Selected extract:

* START *

On 13/05/2008, at 4:09 AM, Douglas Bates wrote:
I'm entering this discussion late so I may be discussing issues that
have already been addressed.
As I understand it, Federico, you began by describing a model for data
in which two factors have a fixed set of levels and one factor has an
extensible, or "random", set of levels and you wanted to fit a model
that you described as
y ~ effect1 * effect2 * effect3
The problem is that this specification is not complete.
At *last* (as Owl said to Rabbit) we're getting somewhere!!!
I always knew that there was some basic fundamental point
about this business that I (and I believe many others) were
simply missing. But I could not for the life of me get anyone
to explain to me what that point was. Or to put it another
way, I was never able to frame a question that would illuminate
just what it was that I wasn't getting.
I now may be at a stage where I can start asking the right
questions.
An interaction of factors with fixed levels and a factor with random
levels can mean, in the lmer specification,
lmer(y ~ effect1 * effect2 + (1| effect3) + (1|
effect1:effect2:effect3), ...)
or
lmer(y ~ effect1 * effect2 + (effect1*effect2 | effect3), ...)
or other variations. When you specify a random effect or an random
interaction term you must, either explicitly or implicitly, specify
the form of the variance-covariance matrix associated with those
random effects.
The "advantage" that other software may provide for you is that it
chooses the model for you but that, of course, means that you only
have the one choice.
Now may I start asking what I hope are questions that will lift
the fog a bit?
Let us for specificity consider a three-way model with two
fixed effects and one random effect from the good old Rothamstead style
agricultural experiment context: Suppose we have a number of
species/breeds of wheat (say) and a number of fertilizers.
These are fixed effects. And we have a number of fields (blocks)

* END *

Dataset rows:
* START *

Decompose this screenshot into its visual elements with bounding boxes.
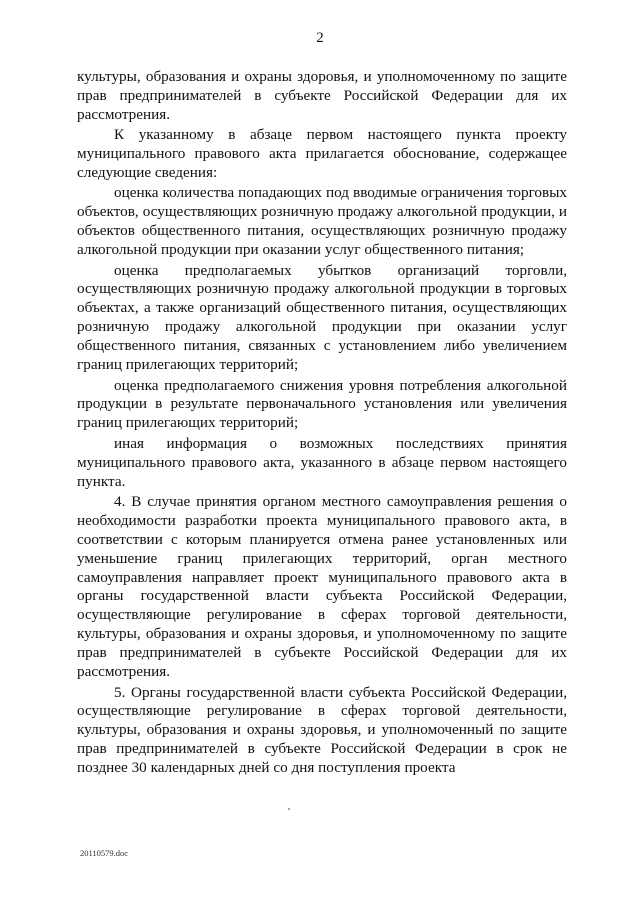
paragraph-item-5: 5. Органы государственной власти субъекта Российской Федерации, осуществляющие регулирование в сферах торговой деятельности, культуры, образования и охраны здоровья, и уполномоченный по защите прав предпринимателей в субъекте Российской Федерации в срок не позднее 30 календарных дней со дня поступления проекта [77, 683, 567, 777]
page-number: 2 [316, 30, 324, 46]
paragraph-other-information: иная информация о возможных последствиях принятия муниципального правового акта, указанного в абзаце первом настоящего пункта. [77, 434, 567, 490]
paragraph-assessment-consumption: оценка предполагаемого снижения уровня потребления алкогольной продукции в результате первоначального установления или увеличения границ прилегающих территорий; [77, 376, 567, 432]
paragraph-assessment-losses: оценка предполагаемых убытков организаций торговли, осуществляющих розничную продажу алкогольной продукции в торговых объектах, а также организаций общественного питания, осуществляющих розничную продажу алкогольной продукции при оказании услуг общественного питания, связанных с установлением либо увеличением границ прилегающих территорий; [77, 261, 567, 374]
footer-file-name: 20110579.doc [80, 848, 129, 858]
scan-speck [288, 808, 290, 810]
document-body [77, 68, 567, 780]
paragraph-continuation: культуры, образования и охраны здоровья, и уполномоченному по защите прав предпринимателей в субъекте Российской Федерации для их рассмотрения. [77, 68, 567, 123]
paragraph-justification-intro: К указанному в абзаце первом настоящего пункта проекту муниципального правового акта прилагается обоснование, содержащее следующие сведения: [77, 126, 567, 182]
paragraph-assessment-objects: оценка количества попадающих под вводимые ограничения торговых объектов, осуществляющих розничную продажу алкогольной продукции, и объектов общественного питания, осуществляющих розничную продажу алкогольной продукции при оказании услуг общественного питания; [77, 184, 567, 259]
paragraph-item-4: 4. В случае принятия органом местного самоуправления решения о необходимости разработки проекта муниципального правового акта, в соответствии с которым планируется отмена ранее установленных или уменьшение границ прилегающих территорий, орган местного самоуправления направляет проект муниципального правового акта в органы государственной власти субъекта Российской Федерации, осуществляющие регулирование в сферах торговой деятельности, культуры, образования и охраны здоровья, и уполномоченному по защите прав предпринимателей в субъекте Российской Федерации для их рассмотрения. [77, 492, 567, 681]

* END *
* START *

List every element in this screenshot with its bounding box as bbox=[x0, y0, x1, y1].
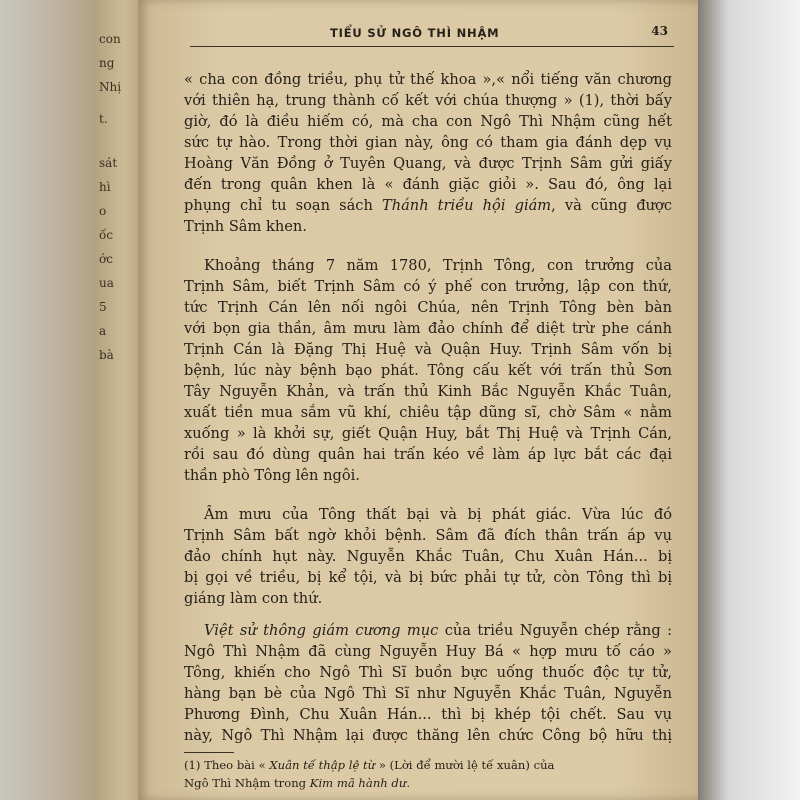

* END *
* START *

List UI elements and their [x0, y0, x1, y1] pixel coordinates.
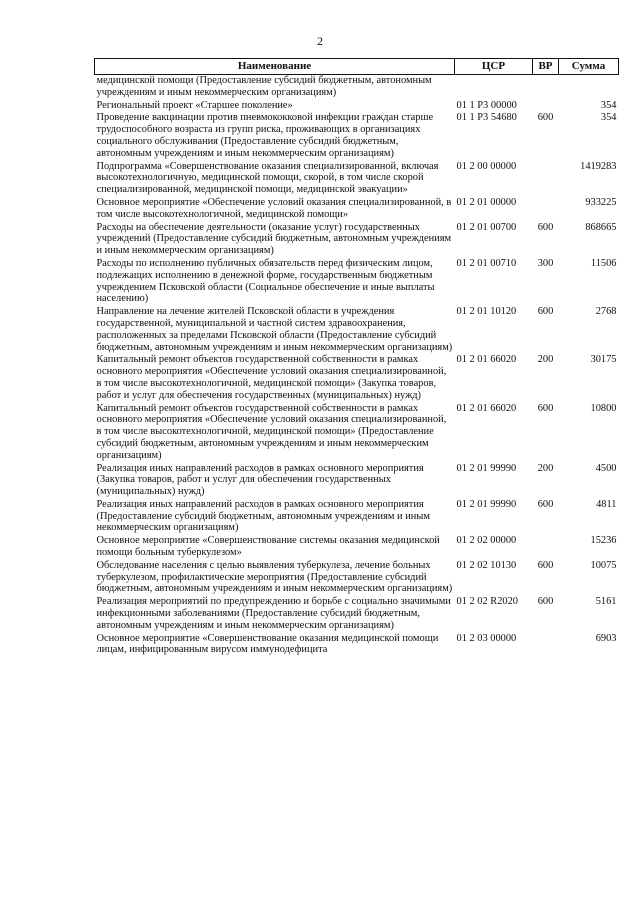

* END *

What you need to do:
**A.** In the mixed-model thread, which two things are treated as fixed effects in the wheat experiment example?
**B.** Translate this sentence from the mixed-model thread into Spanish: "The problem is that this specification is not complete."
**C.** Please copy the mixed-model thread between "Now may I start" and "of fields (blocks)", inclusive.

Final results:
**A.** The species or breeds of wheat and the fertilizers.

**B.** El problema es que esta especificación no está completa.

**C.**
Now may I start asking what I hope are questions that will lift
the fog a bit?
Let us for specificity consider a three-way model with two
fixed effects and one random effect from the good old Rothamstead style
agricultural experiment context: Suppose we have a number of
species/breeds of wheat (say) and a number of fertilizers.
These are fixed effects. And we have a number of fields (blocks)